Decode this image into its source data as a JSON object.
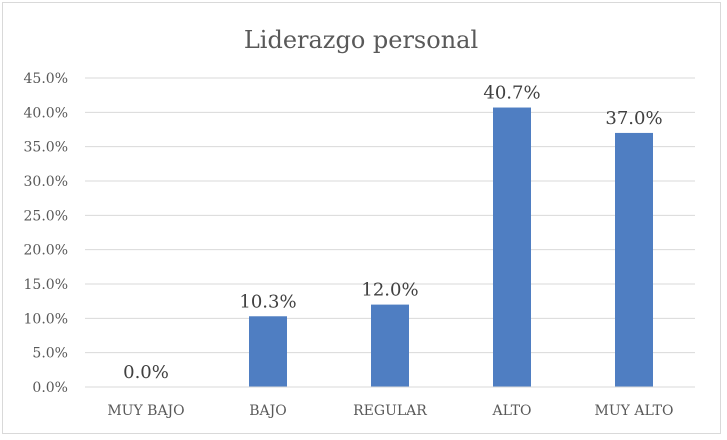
{
  "chart_data": {
    "type": "bar",
    "title": "Liderazgo personal",
    "categories": [
      "MUY BAJO",
      "BAJO",
      "REGULAR",
      "ALTO",
      "MUY ALTO"
    ],
    "values": [
      0.0,
      10.3,
      12.0,
      40.7,
      37.0
    ],
    "value_labels": [
      "0.0%",
      "10.3%",
      "12.0%",
      "40.7%",
      "37.0%"
    ],
    "ylim": [
      0,
      45
    ],
    "yticks": [
      0,
      5,
      10,
      15,
      20,
      25,
      30,
      35,
      40,
      45
    ],
    "ytick_labels": [
      "0.0%",
      "5.0%",
      "10.0%",
      "15.0%",
      "20.0%",
      "25.0%",
      "30.0%",
      "35.0%",
      "40.0%",
      "45.0%"
    ],
    "grid": true,
    "legend": "none",
    "bar_color": "#4f7ec2",
    "grid_color": "#d9d9d9"
  }
}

════════════════

● YOUR OBJECTIVE
Leave the pictures out, and transcribe each of the records exactly.

● THE RESULT
Decode this image into its source data as a JSON object.
{
  "chart_data": {
    "type": "bar",
    "title": "Liderazgo personal",
    "categories": [
      "MUY BAJO",
      "BAJO",
      "REGULAR",
      "ALTO",
      "MUY ALTO"
    ],
    "values": [
      0.0,
      10.3,
      12.0,
      40.7,
      37.0
    ],
    "value_labels": [
      "0.0%",
      "10.3%",
      "12.0%",
      "40.7%",
      "37.0%"
    ],
    "ylim": [
      0,
      45
    ],
    "yticks": [
      0,
      5,
      10,
      15,
      20,
      25,
      30,
      35,
      40,
      45
    ],
    "ytick_labels": [
      "0.0%",
      "5.0%",
      "10.0%",
      "15.0%",
      "20.0%",
      "25.0%",
      "30.0%",
      "35.0%",
      "40.0%",
      "45.0%"
    ],
    "grid": true,
    "legend": "none",
    "bar_color": "#4f7ec2",
    "grid_color": "#d9d9d9"
  }
}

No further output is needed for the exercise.